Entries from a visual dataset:
• • • • • • •

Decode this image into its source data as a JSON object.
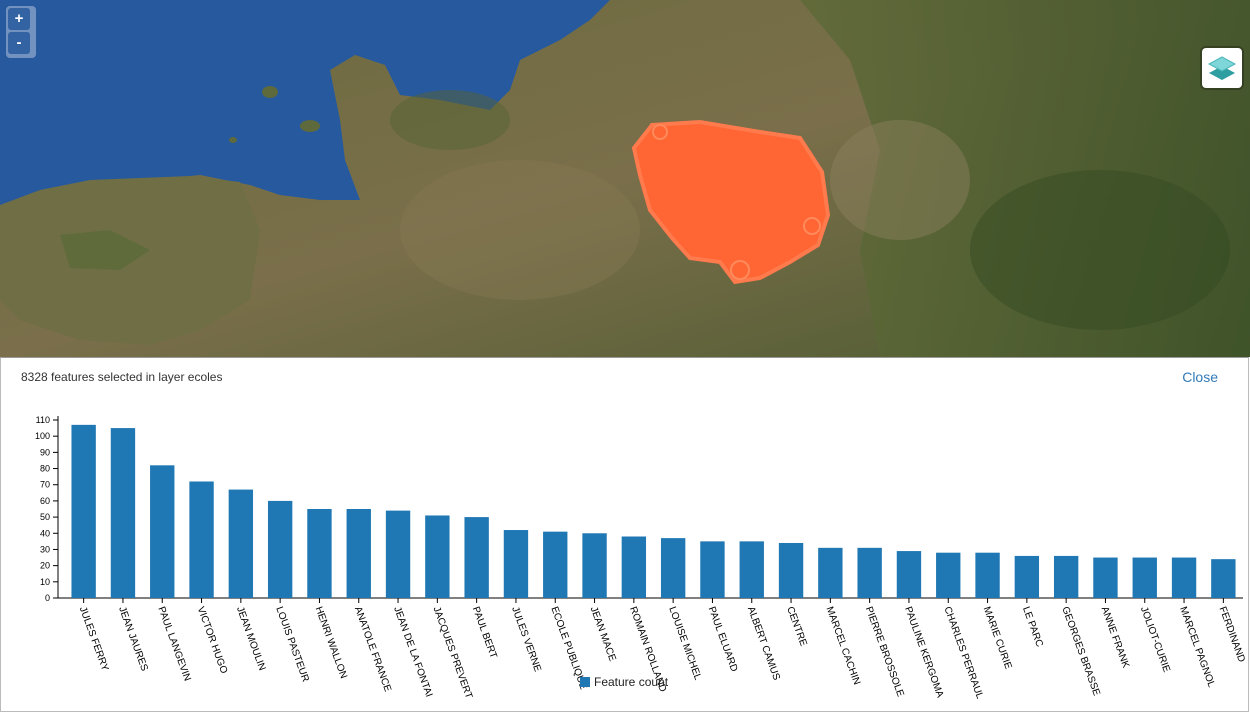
{
  "map": {
    "zoom_in_label": "+",
    "zoom_out_label": "-",
    "layer_switcher_icon": "layers-icon",
    "selection_color": "#ff6633",
    "sea_color": "#2a5ca0"
  },
  "panel": {
    "summary": "8328 features selected in layer ecoles",
    "close_label": "Close"
  },
  "chart_data": {
    "type": "bar",
    "categories": [
      "JULES FERRY",
      "JEAN JAURES",
      "PAUL LANGEVIN",
      "VICTOR HUGO",
      "JEAN MOULIN",
      "LOUIS PASTEUR",
      "HENRI WALLON",
      "ANATOLE FRANCE",
      "JEAN DE LA FONTAI",
      "JACQUES PREVERT",
      "PAUL BERT",
      "JULES VERNE",
      "ECOLE PUBLIQUE",
      "JEAN MACE",
      "ROMAIN ROLLAND",
      "LOUISE MICHEL",
      "PAUL ELUARD",
      "ALBERT CAMUS",
      "CENTRE",
      "MARCEL CACHIN",
      "PIERRE BROSSOLE",
      "PAULINE KERGOMA",
      "CHARLES PERRAUL",
      "MARIE CURIE",
      "LE PARC",
      "GEORGES BRASSE",
      "ANNE FRANK",
      "JOLIOT-CURIE",
      "MARCEL PAGNOL",
      "FERDINAND"
    ],
    "series": [
      {
        "name": "Feature count",
        "values": [
          107,
          105,
          82,
          72,
          67,
          60,
          55,
          55,
          54,
          51,
          50,
          42,
          41,
          40,
          38,
          37,
          35,
          35,
          34,
          31,
          31,
          29,
          28,
          28,
          26,
          26,
          25,
          25,
          25,
          24
        ]
      }
    ],
    "ylim": [
      0,
      110
    ],
    "yticks": [
      0,
      10,
      20,
      30,
      40,
      50,
      60,
      70,
      80,
      90,
      100,
      110
    ],
    "bar_color": "#1f77b4",
    "legend_position": "bottom-center"
  }
}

• • • • • • •

__WHAT YOU WILL DO__:
Copy the material above exactly and drop the pictures.

__REPLY__:
Decode this image into its source data as a JSON object.
{
  "map": {
    "zoom_in_label": "+",
    "zoom_out_label": "-",
    "layer_switcher_icon": "layers-icon",
    "selection_color": "#ff6633",
    "sea_color": "#2a5ca0"
  },
  "panel": {
    "summary": "8328 features selected in layer ecoles",
    "close_label": "Close"
  },
  "chart_data": {
    "type": "bar",
    "categories": [
      "JULES FERRY",
      "JEAN JAURES",
      "PAUL LANGEVIN",
      "VICTOR HUGO",
      "JEAN MOULIN",
      "LOUIS PASTEUR",
      "HENRI WALLON",
      "ANATOLE FRANCE",
      "JEAN DE LA FONTAI",
      "JACQUES PREVERT",
      "PAUL BERT",
      "JULES VERNE",
      "ECOLE PUBLIQUE",
      "JEAN MACE",
      "ROMAIN ROLLAND",
      "LOUISE MICHEL",
      "PAUL ELUARD",
      "ALBERT CAMUS",
      "CENTRE",
      "MARCEL CACHIN",
      "PIERRE BROSSOLE",
      "PAULINE KERGOMA",
      "CHARLES PERRAUL",
      "MARIE CURIE",
      "LE PARC",
      "GEORGES BRASSE",
      "ANNE FRANK",
      "JOLIOT-CURIE",
      "MARCEL PAGNOL",
      "FERDINAND"
    ],
    "series": [
      {
        "name": "Feature count",
        "values": [
          107,
          105,
          82,
          72,
          67,
          60,
          55,
          55,
          54,
          51,
          50,
          42,
          41,
          40,
          38,
          37,
          35,
          35,
          34,
          31,
          31,
          29,
          28,
          28,
          26,
          26,
          25,
          25,
          25,
          24
        ]
      }
    ],
    "ylim": [
      0,
      110
    ],
    "yticks": [
      0,
      10,
      20,
      30,
      40,
      50,
      60,
      70,
      80,
      90,
      100,
      110
    ],
    "bar_color": "#1f77b4",
    "legend_position": "bottom-center"
  }
}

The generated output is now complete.